WHAT IS EXPECTED:
Find and return each line containing "unsigned".

MATERIAL:
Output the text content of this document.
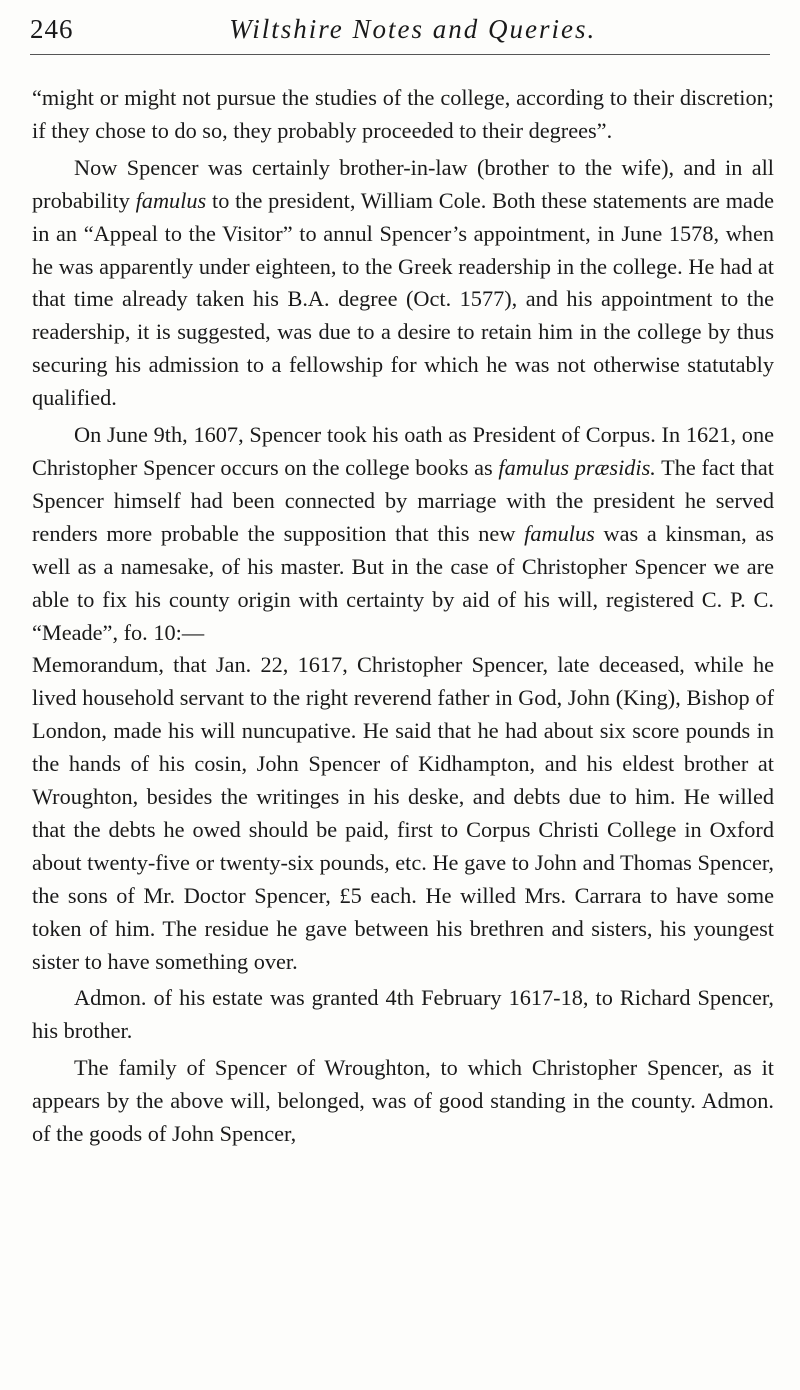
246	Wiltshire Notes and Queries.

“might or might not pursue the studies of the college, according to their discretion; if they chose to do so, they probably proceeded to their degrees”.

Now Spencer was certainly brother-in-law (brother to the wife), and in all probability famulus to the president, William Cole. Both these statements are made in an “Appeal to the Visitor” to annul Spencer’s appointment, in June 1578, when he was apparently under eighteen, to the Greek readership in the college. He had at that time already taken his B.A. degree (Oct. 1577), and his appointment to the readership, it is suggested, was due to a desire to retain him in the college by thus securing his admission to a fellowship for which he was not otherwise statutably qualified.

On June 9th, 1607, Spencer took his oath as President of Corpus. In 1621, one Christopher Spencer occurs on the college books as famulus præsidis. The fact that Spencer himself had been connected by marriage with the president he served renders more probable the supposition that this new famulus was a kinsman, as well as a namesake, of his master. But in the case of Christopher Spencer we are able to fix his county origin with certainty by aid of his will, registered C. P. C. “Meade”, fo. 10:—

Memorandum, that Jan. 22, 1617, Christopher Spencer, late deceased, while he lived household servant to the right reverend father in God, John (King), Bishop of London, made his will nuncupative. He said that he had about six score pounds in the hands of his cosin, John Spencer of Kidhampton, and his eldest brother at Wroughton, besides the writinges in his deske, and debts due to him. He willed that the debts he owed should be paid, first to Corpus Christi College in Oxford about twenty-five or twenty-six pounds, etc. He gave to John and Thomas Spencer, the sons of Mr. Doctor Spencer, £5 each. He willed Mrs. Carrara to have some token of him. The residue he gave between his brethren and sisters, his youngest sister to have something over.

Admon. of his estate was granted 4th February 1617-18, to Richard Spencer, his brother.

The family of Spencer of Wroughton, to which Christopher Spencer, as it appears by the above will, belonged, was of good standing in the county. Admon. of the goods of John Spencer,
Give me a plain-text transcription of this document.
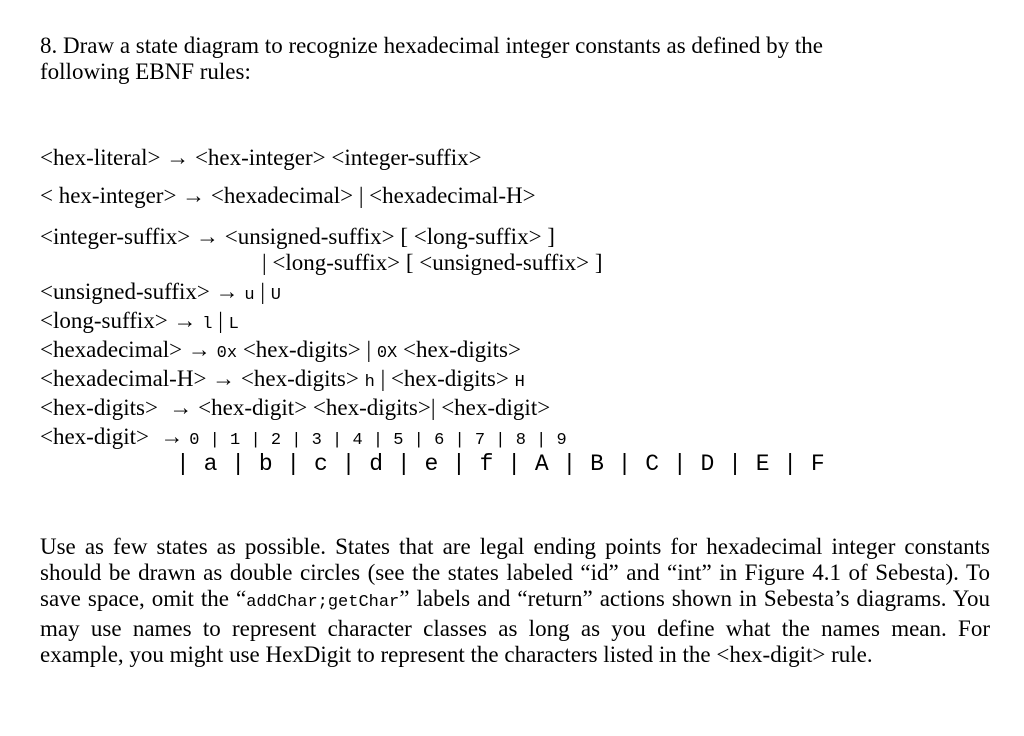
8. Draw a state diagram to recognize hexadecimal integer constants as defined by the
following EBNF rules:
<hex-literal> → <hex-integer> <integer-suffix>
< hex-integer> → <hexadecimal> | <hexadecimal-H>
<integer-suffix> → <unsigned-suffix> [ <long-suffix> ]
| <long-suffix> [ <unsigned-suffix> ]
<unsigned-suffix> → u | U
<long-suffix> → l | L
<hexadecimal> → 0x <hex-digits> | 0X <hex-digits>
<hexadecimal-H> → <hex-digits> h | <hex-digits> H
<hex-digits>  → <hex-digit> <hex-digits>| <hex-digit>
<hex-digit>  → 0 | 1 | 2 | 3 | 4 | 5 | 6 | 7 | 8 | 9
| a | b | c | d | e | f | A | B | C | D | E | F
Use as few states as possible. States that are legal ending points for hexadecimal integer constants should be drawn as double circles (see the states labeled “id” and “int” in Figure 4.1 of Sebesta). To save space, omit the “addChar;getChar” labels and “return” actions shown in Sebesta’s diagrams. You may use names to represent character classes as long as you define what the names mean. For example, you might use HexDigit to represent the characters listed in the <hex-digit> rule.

TASK OUTPUT:
<integer-suffix> → <unsigned-suffix> [ <long-suffix> ]
| <long-suffix> [ <unsigned-suffix> ]
<unsigned-suffix> → u | U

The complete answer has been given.